[Start]

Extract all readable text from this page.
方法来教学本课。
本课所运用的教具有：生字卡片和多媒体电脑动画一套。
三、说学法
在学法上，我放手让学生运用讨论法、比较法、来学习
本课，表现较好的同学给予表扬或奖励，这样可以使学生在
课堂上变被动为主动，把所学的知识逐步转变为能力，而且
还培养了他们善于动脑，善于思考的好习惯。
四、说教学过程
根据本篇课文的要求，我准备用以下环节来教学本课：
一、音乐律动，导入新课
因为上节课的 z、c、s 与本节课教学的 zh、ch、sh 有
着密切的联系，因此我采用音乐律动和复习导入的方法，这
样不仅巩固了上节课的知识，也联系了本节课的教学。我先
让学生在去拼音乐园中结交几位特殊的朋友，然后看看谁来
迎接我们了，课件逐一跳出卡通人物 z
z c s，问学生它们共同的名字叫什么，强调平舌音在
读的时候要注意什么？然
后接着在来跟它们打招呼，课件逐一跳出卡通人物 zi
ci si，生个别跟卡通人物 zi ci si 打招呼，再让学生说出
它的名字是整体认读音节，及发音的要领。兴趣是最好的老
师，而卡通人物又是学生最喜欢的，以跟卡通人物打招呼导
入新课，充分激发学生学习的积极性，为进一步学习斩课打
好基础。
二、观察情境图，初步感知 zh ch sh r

[End]

WRITTEN EXERCISE.
Transcribe all of the entries without altering anything.

FULL SOLUTION.
Extract all readable text from this page.
方法来教学本课。
本课所运用的教具有：生字卡片和多媒体电脑动画一套。
三、说学法
在学法上，我放手让学生运用讨论法、比较法、来学习
本课，表现较好的同学给予表扬或奖励，这样可以使学生在
课堂上变被动为主动，把所学的知识逐步转变为能力，而且
还培养了他们善于动脑，善于思考的好习惯。
四、说教学过程
根据本篇课文的要求，我准备用以下环节来教学本课：
一、音乐律动，导入新课
因为上节课的 z、c、s 与本节课教学的 zh、ch、sh 有
着密切的联系，因此我采用音乐律动和复习导入的方法，这
样不仅巩固了上节课的知识，也联系了本节课的教学。我先
让学生在去拼音乐园中结交几位特殊的朋友，然后看看谁来
迎接我们了，课件逐一跳出卡通人物 z
z c s，问学生它们共同的名字叫什么，强调平舌音在
读的时候要注意什么？然
后接着在来跟它们打招呼，课件逐一跳出卡通人物 zi
ci si，生个别跟卡通人物 zi ci si 打招呼，再让学生说出
它的名字是整体认读音节，及发音的要领。兴趣是最好的老
师，而卡通人物又是学生最喜欢的，以跟卡通人物打招呼导
入新课，充分激发学生学习的积极性，为进一步学习斩课打
好基础。
二、观察情境图，初步感知 zh ch sh r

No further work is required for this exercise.